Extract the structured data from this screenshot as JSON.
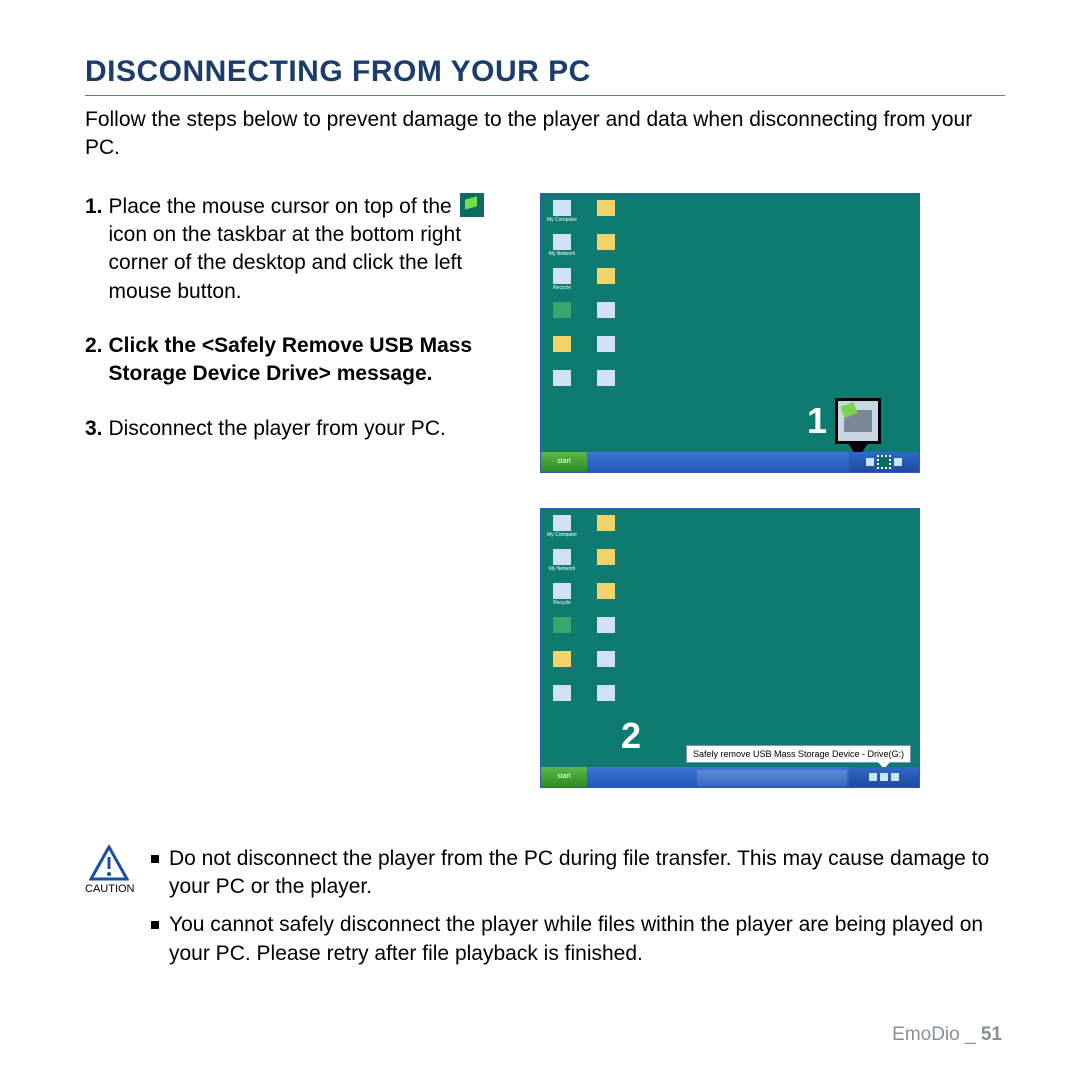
{
  "title": "DISCONNECTING FROM YOUR PC",
  "intro": "Follow the steps below to prevent damage to the player and data when disconnecting from your PC.",
  "steps": {
    "s1": {
      "num": "1.",
      "before": "Place the mouse cursor on top of the",
      "after": "icon on the taskbar at the bottom right corner of the desktop and click the left mouse button."
    },
    "s2": {
      "num": "2.",
      "pre": "Click the ",
      "bold": "<Safely Remove USB Mass Storage Device Drive>",
      "post": " message."
    },
    "s3": {
      "num": "3.",
      "text": "Disconnect the player from your PC."
    }
  },
  "callouts": {
    "one": "1",
    "two": "2"
  },
  "balloon": "Safely remove USB Mass Storage Device - Drive(G:)",
  "start_label": "start",
  "caution_label": "CAUTION",
  "cautions": {
    "c1": "Do not disconnect the player from the PC during file transfer. This may cause damage to your PC or the player.",
    "c2": "You cannot safely disconnect the player while files within the player are being played on your PC. Please retry after file playback is finished."
  },
  "footer": {
    "section": "EmoDio",
    "sep": "_",
    "page": "51"
  }
}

+--

● Aim:
Each line in the records above should be reproduced exactly; images are not copied.

● Task output:
Extract the structured data from this screenshot as JSON.
{
  "title": "DISCONNECTING FROM YOUR PC",
  "intro": "Follow the steps below to prevent damage to the player and data when disconnecting from your PC.",
  "steps": {
    "s1": {
      "num": "1.",
      "before": "Place the mouse cursor on top of the",
      "after": "icon on the taskbar at the bottom right corner of the desktop and click the left mouse button."
    },
    "s2": {
      "num": "2.",
      "pre": "Click the ",
      "bold": "<Safely Remove USB Mass Storage Device Drive>",
      "post": " message."
    },
    "s3": {
      "num": "3.",
      "text": "Disconnect the player from your PC."
    }
  },
  "callouts": {
    "one": "1",
    "two": "2"
  },
  "balloon": "Safely remove USB Mass Storage Device - Drive(G:)",
  "start_label": "start",
  "caution_label": "CAUTION",
  "cautions": {
    "c1": "Do not disconnect the player from the PC during file transfer. This may cause damage to your PC or the player.",
    "c2": "You cannot safely disconnect the player while files within the player are being played on your PC. Please retry after file playback is finished."
  },
  "footer": {
    "section": "EmoDio",
    "sep": "_",
    "page": "51"
  }
}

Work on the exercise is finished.